▶ **Direction**
Copy the data below without any changes, starting at its first line and stopping after the line that contains "bubble-label-sh2b3: SH2B3 bbox=[227, 264, 275, 281]".

▶ **Listed records**
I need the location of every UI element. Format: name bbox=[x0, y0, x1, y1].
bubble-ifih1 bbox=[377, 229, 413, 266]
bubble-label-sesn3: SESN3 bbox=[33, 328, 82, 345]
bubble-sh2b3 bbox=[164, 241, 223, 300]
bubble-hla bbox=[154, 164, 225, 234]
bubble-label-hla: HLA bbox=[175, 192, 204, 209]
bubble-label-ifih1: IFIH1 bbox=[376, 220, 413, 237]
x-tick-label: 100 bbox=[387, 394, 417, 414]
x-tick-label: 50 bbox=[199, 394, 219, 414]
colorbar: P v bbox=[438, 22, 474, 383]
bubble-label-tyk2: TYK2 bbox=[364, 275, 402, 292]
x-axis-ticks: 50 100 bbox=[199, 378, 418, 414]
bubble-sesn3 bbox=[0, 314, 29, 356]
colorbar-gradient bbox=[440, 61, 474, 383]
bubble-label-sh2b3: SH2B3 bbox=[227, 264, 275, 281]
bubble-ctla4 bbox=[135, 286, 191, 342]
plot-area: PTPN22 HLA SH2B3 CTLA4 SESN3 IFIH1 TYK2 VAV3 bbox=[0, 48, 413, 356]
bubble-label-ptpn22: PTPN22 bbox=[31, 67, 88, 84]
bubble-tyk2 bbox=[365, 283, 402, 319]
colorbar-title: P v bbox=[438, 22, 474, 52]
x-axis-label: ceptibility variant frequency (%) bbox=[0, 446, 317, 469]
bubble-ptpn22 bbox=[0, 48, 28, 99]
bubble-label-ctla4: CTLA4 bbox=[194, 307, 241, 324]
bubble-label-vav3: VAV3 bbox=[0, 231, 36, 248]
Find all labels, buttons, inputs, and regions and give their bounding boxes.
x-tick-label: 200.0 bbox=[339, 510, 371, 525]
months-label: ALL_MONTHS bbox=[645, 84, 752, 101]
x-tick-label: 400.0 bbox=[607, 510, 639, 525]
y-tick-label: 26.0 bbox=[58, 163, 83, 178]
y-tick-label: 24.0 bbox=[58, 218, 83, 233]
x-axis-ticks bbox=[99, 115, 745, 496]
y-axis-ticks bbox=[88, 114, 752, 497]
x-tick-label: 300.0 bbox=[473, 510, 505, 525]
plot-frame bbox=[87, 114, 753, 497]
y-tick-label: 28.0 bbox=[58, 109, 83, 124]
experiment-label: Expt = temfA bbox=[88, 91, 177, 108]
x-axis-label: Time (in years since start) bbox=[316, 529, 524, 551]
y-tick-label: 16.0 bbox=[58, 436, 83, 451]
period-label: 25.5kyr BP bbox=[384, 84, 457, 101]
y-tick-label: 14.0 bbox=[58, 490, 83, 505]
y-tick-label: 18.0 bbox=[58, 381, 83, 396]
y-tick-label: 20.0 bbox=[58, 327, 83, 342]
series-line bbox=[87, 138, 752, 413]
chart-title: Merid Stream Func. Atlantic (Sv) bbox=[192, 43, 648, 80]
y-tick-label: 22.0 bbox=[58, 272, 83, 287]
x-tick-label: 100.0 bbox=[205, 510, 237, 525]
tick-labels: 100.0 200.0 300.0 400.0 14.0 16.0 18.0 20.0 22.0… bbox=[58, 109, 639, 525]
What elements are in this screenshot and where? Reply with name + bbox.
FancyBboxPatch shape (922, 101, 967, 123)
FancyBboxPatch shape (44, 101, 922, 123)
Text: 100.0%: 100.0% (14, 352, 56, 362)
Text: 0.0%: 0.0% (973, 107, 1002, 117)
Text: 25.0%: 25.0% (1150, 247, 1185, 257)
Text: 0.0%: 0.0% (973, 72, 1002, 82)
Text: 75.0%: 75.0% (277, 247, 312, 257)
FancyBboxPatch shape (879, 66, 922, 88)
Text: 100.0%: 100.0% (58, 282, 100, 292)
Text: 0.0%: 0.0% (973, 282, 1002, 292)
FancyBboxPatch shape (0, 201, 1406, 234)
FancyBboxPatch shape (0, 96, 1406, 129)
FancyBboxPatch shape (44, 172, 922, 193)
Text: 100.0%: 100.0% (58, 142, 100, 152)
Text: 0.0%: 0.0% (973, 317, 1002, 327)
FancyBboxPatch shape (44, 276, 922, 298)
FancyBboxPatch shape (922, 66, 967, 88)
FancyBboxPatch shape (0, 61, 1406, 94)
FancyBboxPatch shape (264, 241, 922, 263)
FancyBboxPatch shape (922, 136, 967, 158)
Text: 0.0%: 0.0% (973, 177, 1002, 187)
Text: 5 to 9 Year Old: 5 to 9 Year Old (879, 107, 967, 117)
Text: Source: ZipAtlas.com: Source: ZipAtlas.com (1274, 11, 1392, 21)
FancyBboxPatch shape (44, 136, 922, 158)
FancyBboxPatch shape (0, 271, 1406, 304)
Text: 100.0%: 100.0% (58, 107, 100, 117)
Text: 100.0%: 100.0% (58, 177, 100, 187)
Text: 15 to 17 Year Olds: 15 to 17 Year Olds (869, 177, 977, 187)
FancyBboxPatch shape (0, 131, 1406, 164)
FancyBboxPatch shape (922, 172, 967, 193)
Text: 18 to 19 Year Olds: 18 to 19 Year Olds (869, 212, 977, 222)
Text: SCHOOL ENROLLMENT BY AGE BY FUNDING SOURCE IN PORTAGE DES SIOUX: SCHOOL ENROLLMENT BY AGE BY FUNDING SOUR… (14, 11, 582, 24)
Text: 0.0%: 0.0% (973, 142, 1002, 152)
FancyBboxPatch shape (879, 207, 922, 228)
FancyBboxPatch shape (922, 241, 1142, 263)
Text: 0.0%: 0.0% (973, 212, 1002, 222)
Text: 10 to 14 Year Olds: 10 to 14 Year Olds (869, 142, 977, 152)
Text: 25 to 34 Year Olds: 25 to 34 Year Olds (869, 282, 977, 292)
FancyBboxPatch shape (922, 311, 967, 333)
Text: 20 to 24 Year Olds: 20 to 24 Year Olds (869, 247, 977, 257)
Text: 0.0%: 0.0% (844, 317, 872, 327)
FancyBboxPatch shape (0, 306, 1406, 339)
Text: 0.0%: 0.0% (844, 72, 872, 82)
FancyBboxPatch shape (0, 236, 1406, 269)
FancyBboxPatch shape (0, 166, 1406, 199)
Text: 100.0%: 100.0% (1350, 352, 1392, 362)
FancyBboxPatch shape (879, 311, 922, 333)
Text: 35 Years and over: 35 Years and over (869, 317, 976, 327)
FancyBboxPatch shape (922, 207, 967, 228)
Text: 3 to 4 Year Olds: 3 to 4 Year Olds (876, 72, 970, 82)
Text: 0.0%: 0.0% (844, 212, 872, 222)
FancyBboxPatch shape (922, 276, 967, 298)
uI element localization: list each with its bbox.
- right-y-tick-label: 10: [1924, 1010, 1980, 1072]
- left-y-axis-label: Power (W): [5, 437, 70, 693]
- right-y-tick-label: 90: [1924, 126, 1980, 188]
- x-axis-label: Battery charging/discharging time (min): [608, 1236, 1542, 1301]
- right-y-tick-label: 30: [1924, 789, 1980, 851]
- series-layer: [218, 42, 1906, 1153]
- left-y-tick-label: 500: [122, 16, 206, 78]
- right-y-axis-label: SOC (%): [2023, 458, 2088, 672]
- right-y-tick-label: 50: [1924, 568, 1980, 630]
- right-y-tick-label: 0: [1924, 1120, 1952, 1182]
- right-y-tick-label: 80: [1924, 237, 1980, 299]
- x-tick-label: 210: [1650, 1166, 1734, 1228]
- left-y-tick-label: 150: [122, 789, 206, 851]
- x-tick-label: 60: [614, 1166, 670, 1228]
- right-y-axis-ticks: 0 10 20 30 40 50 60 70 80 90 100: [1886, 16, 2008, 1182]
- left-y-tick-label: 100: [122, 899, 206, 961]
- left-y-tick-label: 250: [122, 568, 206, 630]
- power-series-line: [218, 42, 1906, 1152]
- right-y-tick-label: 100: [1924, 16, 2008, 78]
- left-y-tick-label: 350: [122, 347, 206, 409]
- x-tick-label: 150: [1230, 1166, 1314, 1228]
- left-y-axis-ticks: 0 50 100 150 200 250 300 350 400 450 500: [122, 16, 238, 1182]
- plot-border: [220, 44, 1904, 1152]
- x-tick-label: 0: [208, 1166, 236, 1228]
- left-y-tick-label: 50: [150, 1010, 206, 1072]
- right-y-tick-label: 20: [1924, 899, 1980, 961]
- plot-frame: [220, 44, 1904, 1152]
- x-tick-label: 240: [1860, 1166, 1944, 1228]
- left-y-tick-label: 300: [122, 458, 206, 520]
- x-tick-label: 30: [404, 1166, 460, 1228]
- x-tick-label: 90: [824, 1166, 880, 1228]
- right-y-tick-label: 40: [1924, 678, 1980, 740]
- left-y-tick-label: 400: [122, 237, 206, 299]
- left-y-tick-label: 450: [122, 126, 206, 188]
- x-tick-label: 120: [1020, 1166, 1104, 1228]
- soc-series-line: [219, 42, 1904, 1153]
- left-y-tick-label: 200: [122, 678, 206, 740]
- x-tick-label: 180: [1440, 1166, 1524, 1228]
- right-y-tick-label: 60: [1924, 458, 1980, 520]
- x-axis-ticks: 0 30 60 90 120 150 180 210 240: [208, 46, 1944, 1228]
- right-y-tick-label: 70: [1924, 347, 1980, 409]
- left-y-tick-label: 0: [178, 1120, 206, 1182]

▶ **Written reply**
I need the location of every UI element. Format: name bbox=[x0, y0, x1, y1].
bubble-ifih1 bbox=[377, 229, 413, 266]
bubble-label-sesn3: SESN3 bbox=[33, 328, 82, 345]
bubble-sh2b3 bbox=[164, 241, 223, 300]
bubble-hla bbox=[154, 164, 225, 234]
bubble-label-hla: HLA bbox=[175, 192, 204, 209]
bubble-label-ifih1: IFIH1 bbox=[376, 220, 413, 237]
x-tick-label: 100 bbox=[387, 394, 417, 414]
x-tick-label: 50 bbox=[199, 394, 219, 414]
colorbar: P v bbox=[438, 22, 474, 383]
bubble-label-tyk2: TYK2 bbox=[364, 275, 402, 292]
x-axis-ticks: 50 100 bbox=[199, 378, 418, 414]
bubble-sesn3 bbox=[0, 314, 29, 356]
colorbar-gradient bbox=[440, 61, 474, 383]
bubble-label-sh2b3: SH2B3 bbox=[227, 264, 275, 281]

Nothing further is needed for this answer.